Deine Aufgabe: Schreib aus dem Textauszug die Stelle wörtlich ab, die mit „Bevor ich meine“ anfängt und bis einschließlich „einem Sportartikel-Ausstatter mit.“ geht.

Gegebener Textauszug:
Hier und heute persönlich Stellung zu beziehen, ist uns ein überragend wichtiges Anliegen.

Bevor ich meine Ausführungen beginne, lassen Sie mich drei Sätze zu meiner Person sagen. Ich war in der Jugend selbst - ein zugegebenermaßen talentbefreiter - Turner,
war dann Übungsleiter und Trainer einer Jugendmannschaft und bin seit 35 Jahren ehrenamtlich in der Turnerei engagiert. Aus meinem beruflichen Kontext bringe ich Erfahrung aus 25 Jahren Führung im C-Level bei einem Sportartikel-Ausstatter mit.

Datenauszüge:
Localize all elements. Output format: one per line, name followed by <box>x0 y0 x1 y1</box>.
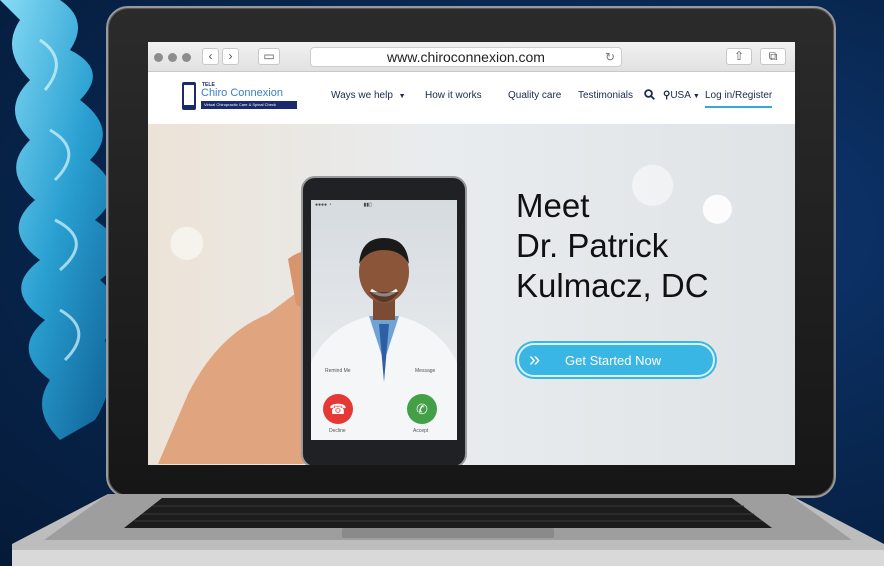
share-icon[interactable]: ⇧ <box>726 48 752 65</box>
browser-toolbar: ‹ › ▭ www.chiroconnexion.com ↻ ⇧ ⧉ <box>148 42 795 72</box>
nav-how-it-works[interactable]: How it works <box>425 90 482 101</box>
search-icon[interactable] <box>644 89 655 100</box>
url-text: www.chiroconnexion.com <box>387 49 545 65</box>
accept-call-button[interactable]: ✆ <box>407 394 437 424</box>
window-zoom-dot[interactable] <box>182 53 191 62</box>
hero-heading: Meet Dr. Patrick Kulmacz, DC <box>516 186 786 306</box>
logo-tagline: Virtual Chiropractic Care & Spinal Check <box>201 101 297 109</box>
site-header: TELE Chiro Connexion Virtual Chiropracti… <box>172 72 782 124</box>
logo-name: Chiro Connexion <box>201 87 283 99</box>
reload-icon[interactable]: ↻ <box>605 48 615 67</box>
country-selector[interactable]: ⚲USA ▼ <box>663 90 700 101</box>
address-bar[interactable]: www.chiroconnexion.com ↻ <box>310 47 622 67</box>
country-label: USA <box>670 90 691 101</box>
window-close-dot[interactable] <box>154 53 163 62</box>
decline-call-button[interactable]: ☎ <box>323 394 353 424</box>
login-register-link[interactable]: Log in/Register <box>705 90 773 108</box>
message-label: Message <box>415 368 436 374</box>
nav-ways-label: Ways we help <box>331 90 393 101</box>
accept-label: Accept <box>413 428 429 434</box>
double-chevron-right-icon: » <box>529 349 541 371</box>
hero-heading-line3: Kulmacz, DC <box>516 267 709 304</box>
remind-label: Remind Me <box>325 368 351 374</box>
hero-section: ●●●● ◔ ▮▮▯ Remind Me Message ☎ ✆ Decline… <box>148 124 795 465</box>
sidebar-icon[interactable]: ▭ <box>258 48 280 65</box>
get-started-button[interactable]: » Get Started Now <box>517 343 715 377</box>
phone-status-bar: ●●●● ◔ ▮▮▯ <box>315 202 372 208</box>
hero-heading-line2: Dr. Patrick <box>516 227 669 264</box>
nav-ways-we-help[interactable]: Ways we help ▼ <box>331 90 406 101</box>
tabs-icon[interactable]: ⧉ <box>760 48 786 65</box>
nav-quality-care[interactable]: Quality care <box>508 90 561 101</box>
laptop-keyboard-base <box>12 494 884 566</box>
site-logo[interactable]: TELE Chiro Connexion Virtual Chiropracti… <box>182 82 300 112</box>
phone-answer-icon: ✆ <box>416 401 428 417</box>
nav-testimonials[interactable]: Testimonials <box>578 90 633 101</box>
caret-down-icon: ▼ <box>692 93 700 100</box>
laptop-screen: ‹ › ▭ www.chiroconnexion.com ↻ ⇧ ⧉ TELE … <box>148 42 795 465</box>
hero-heading-line1: Meet <box>516 187 590 224</box>
window-minimize-dot[interactable] <box>168 53 177 62</box>
chevron-left-icon[interactable]: ‹ <box>202 48 219 65</box>
smartphone: ●●●● ◔ ▮▮▯ Remind Me Message ☎ ✆ Decline… <box>301 176 467 465</box>
phone-hangup-icon: ☎ <box>329 401 347 417</box>
caret-down-icon: ▼ <box>398 93 406 100</box>
get-started-label: Get Started Now <box>565 353 662 368</box>
chevron-right-icon[interactable]: › <box>222 48 239 65</box>
phone-logo-icon <box>182 82 196 110</box>
phone-screen: ●●●● ◔ ▮▮▯ Remind Me Message ☎ ✆ Decline… <box>311 200 457 440</box>
decline-label: Decline <box>329 428 346 434</box>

Die Lösung:
Bevor ich meine Ausführungen beginne, lassen Sie mich drei Sätze zu meiner Person sagen. Ich war in der Jugend selbst - ein zugegebenermaßen talentbefreiter - Turner,
war dann Übungsleiter und Trainer einer Jugendmannschaft und bin seit 35 Jahren ehrenamtlich in der Turnerei engagiert. Aus meinem beruflichen Kontext bringe ich Erfahrung aus 25 Jahren Führung im C-Level bei einem Sportartikel-Ausstatter mit.